Artículo -
=====
En el primer bienio de la década de los setenta Dean Selmier participa también hasta en cinco producciones estadounidenses o británicas rodadas en España con o sin participación española. En Patton (Patton, Franklin J. Schaffner, 1970) no aparece en los títulos de crédito pero tiene un papelito de un par de frases con George C. Scott. En Blow Away Selmier aprovecha este rodaje para hacer gala de sus viejas conexiones con Broadway y para poner en escena lo que es un rodaje de envergadura, no como aquéllos en los que ha participado en España hasta entonces:
Lentamente, el plano va tomando forma. Las cámaras se colocan en su posición, entran los sonidistas y luego los atrezzistas. Todos ellos son meticulosos, temperamentales y celosos ante cualquier invasión de sus dominios. Sobrevive el más espabilado, del cámara a los maquinistas, los mulos de carga del rodaje, y el jefe de eléctricos.
Hasta ahora no ha aparecido por allí ningún actor. Si son estrellas, están en sus caravanas, repasando el guión, haciendo crucigramas o practicando meditación. Scott… seguro que no hacía nada de eso. Estaría durmiendo. Es un tipo de una pieza. Seguro que tenía la escena estudiada desde hacía días. Su doble de luces está ahora en el decorado. Tiene la misma altura y complexión que Scott. Servirá para realizar los ajustes de luz y bloquear la posición de la cámara. Su trabajo es un chollo. Cuando aparece Scott me recuerda a un cangrejo de arena. Se coloca, aparta un poco de arena y regresa a su caravana. […]
Al verme se detiene.
—¿No te he visto antes?
—Claro —le digo. Se lo piensa.
—¡Ah, en Ballad of the Sad Café! No te había reconocido. Siempre andabas con el pequeño Michael. [Selmier y Kram: Op. cit. pág. 237.]
Cuando Patton llegó a Djebel Kouif, en Argelia, el 12 de marzo de 1943 se encontró, al parecer, un desbarajuste considerable y a la tropa bastante relajada en cuanto a la disciplina. Para ilustrar este punto, el guionista Francis Ford Coppola crea una escena en la que Patton tropieza con un solado tirado en mitad de un pasillo. Es el papel que interpreta Selmier, que pone su mejor cara de pasmado para explicar que sólo intentaba encontrar un sitio tranquilo para dormir. La respuesta del general es lapidaria: “Puedes volver a echarte, hijo. Eres el único en este cuartel que sabe lo que está haciendo”.


Poco más permanece en pantalla en la extraña Captain Apache (Capitán Apache, Alexander Singer, 1971), suerte de western autoparódico desde los mismos créditos de entrada y salida montados sobre sendas canciones interpretadas nada menos que por su protagonista: Lee Van Cleef. La producción corre a cargo de Benmar, una compañía británica con capital de donde lo hubiera organizada por el guionista Philip Yordan para aprovechar su experiencia en España junto a Samuel Bronston. El elenco hispano está integrado por José Bódalo y Elisa Montés en papeles de cierto peso, y Ricardo Palacios, Cris Huertas o Charly Bravo, habituales en este tipo de producciones. Selmier aparece brevemente en un archivo en el que el protagonista busca un informe secreto e intenta oponerse a sus desmanes, pero es inmediatamente acallado por un sargento.
=====
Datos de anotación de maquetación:
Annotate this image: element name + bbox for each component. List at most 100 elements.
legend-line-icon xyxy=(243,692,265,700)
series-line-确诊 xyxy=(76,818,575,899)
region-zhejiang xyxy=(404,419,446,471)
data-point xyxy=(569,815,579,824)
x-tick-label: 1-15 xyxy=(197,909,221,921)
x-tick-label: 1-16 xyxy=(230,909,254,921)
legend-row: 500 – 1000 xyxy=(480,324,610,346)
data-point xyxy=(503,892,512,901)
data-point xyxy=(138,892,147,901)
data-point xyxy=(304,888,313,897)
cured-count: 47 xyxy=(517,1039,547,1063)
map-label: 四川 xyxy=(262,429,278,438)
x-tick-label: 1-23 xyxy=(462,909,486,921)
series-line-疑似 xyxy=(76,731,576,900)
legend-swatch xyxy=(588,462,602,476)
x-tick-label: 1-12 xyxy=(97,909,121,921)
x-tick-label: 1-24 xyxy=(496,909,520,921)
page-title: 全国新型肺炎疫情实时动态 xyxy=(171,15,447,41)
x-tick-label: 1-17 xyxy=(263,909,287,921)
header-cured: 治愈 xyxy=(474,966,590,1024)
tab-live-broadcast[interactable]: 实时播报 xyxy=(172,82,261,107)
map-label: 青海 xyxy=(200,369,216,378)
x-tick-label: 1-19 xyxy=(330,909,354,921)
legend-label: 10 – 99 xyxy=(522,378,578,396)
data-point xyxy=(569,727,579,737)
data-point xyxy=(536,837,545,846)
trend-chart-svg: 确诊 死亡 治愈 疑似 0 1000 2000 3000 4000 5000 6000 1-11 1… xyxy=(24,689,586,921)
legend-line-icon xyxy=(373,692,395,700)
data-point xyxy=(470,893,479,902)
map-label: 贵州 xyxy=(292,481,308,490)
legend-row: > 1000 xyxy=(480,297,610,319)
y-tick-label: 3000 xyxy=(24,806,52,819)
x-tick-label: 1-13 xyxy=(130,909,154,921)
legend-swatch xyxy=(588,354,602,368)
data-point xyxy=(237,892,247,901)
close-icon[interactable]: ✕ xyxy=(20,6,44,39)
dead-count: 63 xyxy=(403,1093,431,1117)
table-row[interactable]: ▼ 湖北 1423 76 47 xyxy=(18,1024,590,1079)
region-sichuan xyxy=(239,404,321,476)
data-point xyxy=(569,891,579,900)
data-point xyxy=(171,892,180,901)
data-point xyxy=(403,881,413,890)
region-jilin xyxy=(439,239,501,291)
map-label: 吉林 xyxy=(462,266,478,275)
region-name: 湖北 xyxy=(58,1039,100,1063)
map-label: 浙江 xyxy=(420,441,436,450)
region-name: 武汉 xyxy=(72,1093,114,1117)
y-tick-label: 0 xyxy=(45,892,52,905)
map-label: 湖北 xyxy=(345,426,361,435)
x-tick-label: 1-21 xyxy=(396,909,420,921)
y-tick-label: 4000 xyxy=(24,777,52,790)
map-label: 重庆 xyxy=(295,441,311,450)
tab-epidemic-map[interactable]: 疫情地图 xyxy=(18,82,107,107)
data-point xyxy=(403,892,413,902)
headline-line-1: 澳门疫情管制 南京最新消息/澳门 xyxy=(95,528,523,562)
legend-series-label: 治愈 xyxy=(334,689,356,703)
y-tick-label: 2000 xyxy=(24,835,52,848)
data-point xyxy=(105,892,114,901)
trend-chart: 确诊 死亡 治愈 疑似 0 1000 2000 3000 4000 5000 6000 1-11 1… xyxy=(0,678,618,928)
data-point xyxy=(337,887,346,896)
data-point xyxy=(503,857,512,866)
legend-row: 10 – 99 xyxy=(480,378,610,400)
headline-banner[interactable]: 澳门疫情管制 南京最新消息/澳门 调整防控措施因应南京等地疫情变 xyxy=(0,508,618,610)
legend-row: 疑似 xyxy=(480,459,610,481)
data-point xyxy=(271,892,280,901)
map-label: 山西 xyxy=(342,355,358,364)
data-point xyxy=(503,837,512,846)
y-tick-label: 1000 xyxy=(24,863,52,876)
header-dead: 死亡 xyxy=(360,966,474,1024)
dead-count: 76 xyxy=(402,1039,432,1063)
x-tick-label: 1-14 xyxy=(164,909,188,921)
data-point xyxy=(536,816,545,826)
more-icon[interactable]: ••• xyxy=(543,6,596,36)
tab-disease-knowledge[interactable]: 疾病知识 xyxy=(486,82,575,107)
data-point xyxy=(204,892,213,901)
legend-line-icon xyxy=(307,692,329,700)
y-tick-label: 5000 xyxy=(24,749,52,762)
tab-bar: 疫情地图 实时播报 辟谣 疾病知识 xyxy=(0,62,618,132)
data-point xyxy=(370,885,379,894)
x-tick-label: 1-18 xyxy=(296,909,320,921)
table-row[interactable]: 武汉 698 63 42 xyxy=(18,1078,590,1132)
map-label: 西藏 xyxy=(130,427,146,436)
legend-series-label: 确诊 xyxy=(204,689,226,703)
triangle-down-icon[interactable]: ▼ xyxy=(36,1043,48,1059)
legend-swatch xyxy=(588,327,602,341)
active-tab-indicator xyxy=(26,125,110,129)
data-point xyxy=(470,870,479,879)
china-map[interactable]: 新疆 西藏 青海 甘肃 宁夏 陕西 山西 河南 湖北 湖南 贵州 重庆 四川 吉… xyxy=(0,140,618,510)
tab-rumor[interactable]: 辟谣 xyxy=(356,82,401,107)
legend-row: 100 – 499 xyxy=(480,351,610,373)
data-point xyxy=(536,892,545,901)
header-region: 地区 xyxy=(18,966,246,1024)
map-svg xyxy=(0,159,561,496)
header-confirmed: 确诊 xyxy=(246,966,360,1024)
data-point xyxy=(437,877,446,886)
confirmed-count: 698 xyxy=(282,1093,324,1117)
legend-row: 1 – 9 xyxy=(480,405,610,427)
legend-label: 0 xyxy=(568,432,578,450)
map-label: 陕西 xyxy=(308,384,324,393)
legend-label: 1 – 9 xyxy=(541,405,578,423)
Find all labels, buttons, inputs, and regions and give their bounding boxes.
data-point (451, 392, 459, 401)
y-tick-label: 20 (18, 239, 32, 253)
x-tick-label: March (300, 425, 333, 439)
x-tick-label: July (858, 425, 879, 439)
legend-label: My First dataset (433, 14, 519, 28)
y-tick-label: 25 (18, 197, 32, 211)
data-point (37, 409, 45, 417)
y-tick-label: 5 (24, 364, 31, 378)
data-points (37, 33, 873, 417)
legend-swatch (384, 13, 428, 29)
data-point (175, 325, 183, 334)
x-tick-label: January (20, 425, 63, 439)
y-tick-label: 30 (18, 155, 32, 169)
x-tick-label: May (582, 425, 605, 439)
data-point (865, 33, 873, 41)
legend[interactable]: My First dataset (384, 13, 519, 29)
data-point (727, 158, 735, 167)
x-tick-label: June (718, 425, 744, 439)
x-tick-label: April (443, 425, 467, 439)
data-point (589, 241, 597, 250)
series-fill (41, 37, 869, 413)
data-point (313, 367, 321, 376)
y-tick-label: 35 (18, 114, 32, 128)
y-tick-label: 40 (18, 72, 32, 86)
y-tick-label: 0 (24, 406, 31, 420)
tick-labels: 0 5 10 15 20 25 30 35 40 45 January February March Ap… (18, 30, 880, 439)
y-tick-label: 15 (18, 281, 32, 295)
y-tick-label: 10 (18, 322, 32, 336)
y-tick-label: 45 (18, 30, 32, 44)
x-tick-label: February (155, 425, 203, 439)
=====
Tareas -
• A. Traduce al inglés esta oración del artículo: «Hasta ahora no ha aparecido por allí ningún actor.»
• B. Extrae del artículo, sin cambios, el tramo que va desde «Poco más permanece» hasta «por un sargento.».

Soluciones -
• A. So far no actor has shown up there.

• B.
Poco más permanece en pantalla en la extraña Captain Apache (Capitán Apache, Alexander Singer, 1971), suerte de western autoparódico desde los mismos créditos de entrada y salida montados sobre sendas canciones interpretadas nada menos que por su protagonista: Lee Van Cleef. La producción corre a cargo de Benmar, una compañía británica con capital de donde lo hubiera organizada por el guionista Philip Yordan para aprovechar su experiencia en España junto a Samuel Bronston. El elenco hispano está integrado por José Bódalo y Elisa Montés en papeles de cierto peso, y Ricardo Palacios, Cris Huertas o Charly Bravo, habituales en este tipo de producciones. Selmier aparece brevemente en un archivo en el que el protagonista busca un informe secreto e intenta oponerse a sus desmanes, pero es inmediatamente acallado por un sargento.